_DO THIS_
Check every line below for the word "often" and copy the ones that have it.

[Dataset records]
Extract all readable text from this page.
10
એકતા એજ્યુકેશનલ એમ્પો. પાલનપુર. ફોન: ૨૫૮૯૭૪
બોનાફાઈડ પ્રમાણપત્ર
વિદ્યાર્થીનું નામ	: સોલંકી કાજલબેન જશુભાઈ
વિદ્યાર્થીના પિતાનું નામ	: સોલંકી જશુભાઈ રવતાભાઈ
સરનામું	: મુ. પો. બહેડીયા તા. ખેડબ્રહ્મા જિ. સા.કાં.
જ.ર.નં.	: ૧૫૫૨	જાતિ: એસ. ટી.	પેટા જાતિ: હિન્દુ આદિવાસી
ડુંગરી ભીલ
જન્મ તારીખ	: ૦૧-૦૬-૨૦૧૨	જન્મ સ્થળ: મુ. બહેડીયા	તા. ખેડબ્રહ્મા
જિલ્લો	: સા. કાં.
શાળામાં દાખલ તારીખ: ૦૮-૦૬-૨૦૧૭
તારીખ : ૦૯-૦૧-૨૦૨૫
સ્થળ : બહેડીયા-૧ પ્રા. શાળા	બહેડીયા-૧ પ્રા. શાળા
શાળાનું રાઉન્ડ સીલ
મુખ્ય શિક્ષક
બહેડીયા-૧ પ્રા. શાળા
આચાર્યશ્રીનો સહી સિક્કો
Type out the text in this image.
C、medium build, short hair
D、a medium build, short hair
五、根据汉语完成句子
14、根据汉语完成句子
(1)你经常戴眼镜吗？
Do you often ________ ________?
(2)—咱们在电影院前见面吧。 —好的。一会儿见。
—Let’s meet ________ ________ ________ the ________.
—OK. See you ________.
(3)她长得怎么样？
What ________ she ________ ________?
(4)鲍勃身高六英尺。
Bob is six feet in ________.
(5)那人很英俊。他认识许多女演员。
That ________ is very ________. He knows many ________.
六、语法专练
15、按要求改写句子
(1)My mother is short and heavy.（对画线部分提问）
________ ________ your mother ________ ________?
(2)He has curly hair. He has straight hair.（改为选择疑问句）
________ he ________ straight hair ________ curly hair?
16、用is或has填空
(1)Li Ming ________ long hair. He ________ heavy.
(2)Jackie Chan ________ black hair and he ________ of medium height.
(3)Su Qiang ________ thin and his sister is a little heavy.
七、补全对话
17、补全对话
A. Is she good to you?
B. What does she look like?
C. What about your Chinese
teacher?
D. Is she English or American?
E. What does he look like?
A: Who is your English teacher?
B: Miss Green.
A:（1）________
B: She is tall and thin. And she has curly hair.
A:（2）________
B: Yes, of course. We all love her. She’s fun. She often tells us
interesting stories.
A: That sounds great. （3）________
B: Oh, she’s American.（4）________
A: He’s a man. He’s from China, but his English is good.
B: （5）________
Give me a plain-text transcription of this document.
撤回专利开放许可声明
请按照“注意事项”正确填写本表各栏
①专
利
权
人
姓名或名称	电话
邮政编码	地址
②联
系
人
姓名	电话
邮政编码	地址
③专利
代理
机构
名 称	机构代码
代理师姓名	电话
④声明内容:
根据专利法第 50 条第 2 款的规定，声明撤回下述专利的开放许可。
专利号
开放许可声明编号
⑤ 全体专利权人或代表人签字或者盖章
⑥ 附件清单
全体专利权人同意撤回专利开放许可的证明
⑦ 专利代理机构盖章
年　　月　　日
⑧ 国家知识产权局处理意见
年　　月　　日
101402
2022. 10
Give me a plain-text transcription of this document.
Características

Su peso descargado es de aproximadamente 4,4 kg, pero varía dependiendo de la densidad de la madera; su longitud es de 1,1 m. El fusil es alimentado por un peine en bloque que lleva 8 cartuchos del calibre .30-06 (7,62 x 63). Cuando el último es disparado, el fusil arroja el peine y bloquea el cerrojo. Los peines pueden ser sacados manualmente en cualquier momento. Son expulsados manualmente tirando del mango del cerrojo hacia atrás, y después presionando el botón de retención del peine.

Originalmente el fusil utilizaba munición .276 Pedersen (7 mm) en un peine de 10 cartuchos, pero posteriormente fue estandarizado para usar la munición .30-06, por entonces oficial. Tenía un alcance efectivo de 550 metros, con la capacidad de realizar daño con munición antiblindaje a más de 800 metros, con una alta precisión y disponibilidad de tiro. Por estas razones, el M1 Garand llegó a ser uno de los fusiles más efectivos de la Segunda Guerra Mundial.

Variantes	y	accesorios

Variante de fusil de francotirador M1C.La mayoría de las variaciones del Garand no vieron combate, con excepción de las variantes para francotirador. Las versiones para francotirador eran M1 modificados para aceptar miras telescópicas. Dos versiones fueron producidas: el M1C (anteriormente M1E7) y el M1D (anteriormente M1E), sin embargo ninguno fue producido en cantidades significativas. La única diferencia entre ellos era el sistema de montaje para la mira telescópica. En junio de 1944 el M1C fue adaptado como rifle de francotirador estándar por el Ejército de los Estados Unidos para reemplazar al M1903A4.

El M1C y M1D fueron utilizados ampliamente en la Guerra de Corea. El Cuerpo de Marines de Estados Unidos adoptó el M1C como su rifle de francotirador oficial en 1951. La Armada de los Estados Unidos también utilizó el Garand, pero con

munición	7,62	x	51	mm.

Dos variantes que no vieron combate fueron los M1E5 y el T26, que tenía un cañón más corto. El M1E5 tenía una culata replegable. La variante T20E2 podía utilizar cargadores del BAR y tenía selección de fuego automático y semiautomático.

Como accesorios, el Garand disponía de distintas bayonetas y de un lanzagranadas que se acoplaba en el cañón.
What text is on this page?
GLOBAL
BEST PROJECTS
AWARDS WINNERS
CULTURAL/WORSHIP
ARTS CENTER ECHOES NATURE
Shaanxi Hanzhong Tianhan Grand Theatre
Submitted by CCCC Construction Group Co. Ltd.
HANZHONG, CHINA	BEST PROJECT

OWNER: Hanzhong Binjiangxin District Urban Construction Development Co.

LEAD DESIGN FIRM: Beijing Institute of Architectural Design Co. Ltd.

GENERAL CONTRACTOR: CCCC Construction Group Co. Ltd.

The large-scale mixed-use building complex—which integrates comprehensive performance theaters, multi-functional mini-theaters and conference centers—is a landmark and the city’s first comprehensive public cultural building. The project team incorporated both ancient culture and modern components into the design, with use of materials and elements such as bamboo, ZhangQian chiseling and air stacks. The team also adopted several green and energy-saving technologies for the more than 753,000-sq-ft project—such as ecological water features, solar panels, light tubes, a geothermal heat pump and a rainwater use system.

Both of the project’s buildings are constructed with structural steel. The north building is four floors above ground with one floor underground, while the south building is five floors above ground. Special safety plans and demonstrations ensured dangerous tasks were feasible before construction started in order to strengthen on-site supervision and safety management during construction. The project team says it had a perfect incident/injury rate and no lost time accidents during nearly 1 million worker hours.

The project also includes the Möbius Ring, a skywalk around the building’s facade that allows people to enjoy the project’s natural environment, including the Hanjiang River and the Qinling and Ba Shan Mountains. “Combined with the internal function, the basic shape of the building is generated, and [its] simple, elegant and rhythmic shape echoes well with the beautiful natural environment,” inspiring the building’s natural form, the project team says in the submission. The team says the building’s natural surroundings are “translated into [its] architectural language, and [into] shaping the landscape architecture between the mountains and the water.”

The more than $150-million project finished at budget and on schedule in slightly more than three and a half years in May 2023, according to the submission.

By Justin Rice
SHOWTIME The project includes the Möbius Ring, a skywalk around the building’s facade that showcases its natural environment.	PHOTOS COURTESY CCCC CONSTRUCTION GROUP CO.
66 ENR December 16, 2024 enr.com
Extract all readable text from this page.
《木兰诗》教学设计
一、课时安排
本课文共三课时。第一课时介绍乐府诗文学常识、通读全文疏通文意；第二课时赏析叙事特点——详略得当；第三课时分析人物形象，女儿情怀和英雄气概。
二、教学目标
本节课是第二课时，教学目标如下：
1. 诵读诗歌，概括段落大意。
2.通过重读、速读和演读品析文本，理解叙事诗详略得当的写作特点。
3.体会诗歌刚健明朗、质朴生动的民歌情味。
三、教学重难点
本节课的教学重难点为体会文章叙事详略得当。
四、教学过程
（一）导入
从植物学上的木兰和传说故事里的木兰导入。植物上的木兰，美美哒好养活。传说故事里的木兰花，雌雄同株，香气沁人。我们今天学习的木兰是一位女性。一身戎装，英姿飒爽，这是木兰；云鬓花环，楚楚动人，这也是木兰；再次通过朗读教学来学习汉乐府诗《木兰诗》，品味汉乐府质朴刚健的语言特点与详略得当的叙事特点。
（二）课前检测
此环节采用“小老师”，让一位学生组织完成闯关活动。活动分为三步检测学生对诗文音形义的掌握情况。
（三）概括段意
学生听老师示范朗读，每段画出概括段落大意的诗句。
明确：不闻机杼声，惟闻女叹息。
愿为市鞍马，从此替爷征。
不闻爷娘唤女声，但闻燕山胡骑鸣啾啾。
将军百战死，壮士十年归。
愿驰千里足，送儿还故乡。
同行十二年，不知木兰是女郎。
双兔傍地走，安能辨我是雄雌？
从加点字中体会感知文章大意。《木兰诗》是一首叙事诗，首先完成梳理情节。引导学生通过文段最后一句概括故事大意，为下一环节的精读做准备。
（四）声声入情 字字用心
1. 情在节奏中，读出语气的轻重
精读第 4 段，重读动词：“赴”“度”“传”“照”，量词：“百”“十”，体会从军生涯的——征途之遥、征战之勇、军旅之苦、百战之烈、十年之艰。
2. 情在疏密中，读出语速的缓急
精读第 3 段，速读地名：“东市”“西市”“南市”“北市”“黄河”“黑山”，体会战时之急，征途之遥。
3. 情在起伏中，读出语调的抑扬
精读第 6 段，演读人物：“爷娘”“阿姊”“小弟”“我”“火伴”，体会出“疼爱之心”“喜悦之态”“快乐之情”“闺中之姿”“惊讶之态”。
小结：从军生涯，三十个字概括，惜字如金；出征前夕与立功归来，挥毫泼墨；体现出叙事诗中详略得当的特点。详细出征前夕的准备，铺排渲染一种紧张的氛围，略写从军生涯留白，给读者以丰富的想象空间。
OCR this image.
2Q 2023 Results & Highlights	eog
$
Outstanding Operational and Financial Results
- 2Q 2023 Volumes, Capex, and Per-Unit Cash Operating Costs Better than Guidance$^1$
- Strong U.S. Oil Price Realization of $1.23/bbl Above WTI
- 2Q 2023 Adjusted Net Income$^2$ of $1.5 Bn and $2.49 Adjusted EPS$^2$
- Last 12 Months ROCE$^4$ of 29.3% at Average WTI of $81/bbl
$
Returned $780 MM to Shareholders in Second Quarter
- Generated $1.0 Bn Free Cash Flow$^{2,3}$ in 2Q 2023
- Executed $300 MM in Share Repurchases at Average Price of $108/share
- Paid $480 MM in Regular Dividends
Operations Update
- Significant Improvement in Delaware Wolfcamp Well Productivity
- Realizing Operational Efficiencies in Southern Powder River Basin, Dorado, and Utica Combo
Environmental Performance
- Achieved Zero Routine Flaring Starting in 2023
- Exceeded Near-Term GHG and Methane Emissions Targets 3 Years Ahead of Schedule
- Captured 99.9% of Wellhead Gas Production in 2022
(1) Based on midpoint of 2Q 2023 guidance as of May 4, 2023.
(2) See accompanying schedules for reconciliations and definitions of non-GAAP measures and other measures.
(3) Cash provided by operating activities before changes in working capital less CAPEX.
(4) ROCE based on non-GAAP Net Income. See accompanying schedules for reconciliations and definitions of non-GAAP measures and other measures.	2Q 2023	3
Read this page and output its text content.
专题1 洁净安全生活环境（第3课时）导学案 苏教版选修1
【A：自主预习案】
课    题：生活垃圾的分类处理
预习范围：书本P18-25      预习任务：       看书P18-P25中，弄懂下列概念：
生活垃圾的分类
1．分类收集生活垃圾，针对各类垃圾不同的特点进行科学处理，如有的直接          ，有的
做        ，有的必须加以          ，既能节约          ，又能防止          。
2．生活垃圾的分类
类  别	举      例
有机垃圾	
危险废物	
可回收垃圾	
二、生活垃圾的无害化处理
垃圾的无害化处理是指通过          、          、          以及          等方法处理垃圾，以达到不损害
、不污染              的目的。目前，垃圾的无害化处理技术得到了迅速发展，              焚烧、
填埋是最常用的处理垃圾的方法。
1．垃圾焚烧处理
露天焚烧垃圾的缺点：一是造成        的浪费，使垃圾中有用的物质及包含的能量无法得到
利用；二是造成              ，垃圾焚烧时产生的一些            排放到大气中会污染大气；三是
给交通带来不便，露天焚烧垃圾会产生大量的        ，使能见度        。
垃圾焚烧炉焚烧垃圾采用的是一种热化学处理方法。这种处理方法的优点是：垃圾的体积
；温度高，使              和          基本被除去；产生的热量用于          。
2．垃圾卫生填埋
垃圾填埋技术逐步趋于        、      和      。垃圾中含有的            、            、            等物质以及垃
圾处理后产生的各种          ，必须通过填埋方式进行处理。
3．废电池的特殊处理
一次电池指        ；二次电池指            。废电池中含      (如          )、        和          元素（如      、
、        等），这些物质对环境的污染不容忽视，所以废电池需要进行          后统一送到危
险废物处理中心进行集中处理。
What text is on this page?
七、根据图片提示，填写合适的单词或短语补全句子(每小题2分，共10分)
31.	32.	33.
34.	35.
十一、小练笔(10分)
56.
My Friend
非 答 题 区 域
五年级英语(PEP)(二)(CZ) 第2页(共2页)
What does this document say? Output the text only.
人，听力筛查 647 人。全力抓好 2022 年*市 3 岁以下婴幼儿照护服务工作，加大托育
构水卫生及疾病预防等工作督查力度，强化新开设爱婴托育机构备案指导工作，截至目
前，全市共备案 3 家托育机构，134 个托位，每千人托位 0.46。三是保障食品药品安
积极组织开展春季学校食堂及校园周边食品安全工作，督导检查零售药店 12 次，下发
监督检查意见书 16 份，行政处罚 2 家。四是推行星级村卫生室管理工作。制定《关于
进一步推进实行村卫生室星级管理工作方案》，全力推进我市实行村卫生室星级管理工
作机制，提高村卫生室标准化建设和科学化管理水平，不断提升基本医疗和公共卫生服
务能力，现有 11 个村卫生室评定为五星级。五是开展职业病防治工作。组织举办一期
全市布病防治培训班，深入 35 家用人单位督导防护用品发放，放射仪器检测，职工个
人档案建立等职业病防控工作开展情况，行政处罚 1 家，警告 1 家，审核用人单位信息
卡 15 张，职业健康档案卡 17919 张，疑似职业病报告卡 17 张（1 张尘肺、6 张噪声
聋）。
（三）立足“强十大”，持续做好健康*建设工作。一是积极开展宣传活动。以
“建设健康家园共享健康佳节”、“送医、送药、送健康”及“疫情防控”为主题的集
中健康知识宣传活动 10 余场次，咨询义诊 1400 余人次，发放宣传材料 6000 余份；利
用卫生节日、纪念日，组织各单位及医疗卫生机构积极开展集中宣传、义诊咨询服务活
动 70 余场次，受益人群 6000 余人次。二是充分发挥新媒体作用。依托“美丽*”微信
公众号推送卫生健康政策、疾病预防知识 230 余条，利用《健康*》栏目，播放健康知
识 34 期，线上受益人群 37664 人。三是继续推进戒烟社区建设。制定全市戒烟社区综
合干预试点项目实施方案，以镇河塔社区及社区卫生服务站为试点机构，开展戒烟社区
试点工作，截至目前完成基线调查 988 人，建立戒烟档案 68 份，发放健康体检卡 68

_FULL RESPONSE_
Do you often ________ ________?
B: Yes, of course. We all love her. She’s fun. She often tells us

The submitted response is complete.